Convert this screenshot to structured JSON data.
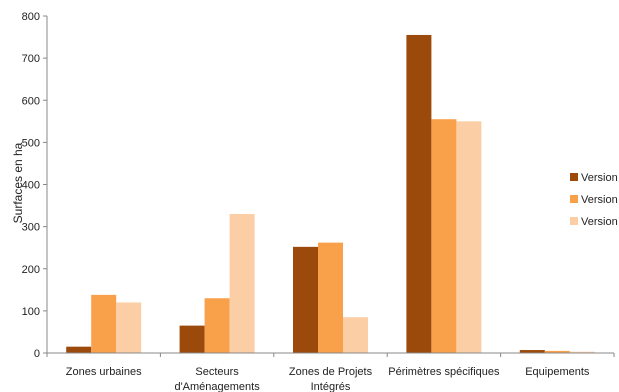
{
  "chart_data": {
    "type": "bar",
    "title": "",
    "xlabel": "",
    "ylabel": "Surfaces en ha",
    "ylim": [
      0,
      800
    ],
    "yticks": [
      0,
      100,
      200,
      300,
      400,
      500,
      600,
      700,
      800
    ],
    "grid": false,
    "legend_position": "right",
    "categories": [
      [
        "Zones urbaines"
      ],
      [
        "Secteurs",
        "d'Aménagements"
      ],
      [
        "Zones de Projets",
        "Intégrés"
      ],
      [
        "Périmètres spécifiques"
      ],
      [
        "Equipements"
      ]
    ],
    "series": [
      {
        "name": "Version",
        "color": "#9b4a0b",
        "values": [
          15,
          65,
          252,
          755,
          7
        ]
      },
      {
        "name": "Version",
        "color": "#f9a04a",
        "values": [
          138,
          130,
          262,
          555,
          5
        ]
      },
      {
        "name": "Version",
        "color": "#fbcea6",
        "values": [
          120,
          330,
          85,
          550,
          3
        ]
      }
    ]
  }
}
* * *
■ Your goal: Quote in full the listing given above; the images are to be left out.

■ Written answer:
Convert this screenshot to structured JSON data.
{
  "chart_data": {
    "type": "bar",
    "title": "",
    "xlabel": "",
    "ylabel": "Surfaces en ha",
    "ylim": [
      0,
      800
    ],
    "yticks": [
      0,
      100,
      200,
      300,
      400,
      500,
      600,
      700,
      800
    ],
    "grid": false,
    "legend_position": "right",
    "categories": [
      [
        "Zones urbaines"
      ],
      [
        "Secteurs",
        "d'Aménagements"
      ],
      [
        "Zones de Projets",
        "Intégrés"
      ],
      [
        "Périmètres spécifiques"
      ],
      [
        "Equipements"
      ]
    ],
    "series": [
      {
        "name": "Version",
        "color": "#9b4a0b",
        "values": [
          15,
          65,
          252,
          755,
          7
        ]
      },
      {
        "name": "Version",
        "color": "#f9a04a",
        "values": [
          138,
          130,
          262,
          555,
          5
        ]
      },
      {
        "name": "Version",
        "color": "#fbcea6",
        "values": [
          120,
          330,
          85,
          550,
          3
        ]
      }
    ]
  }
}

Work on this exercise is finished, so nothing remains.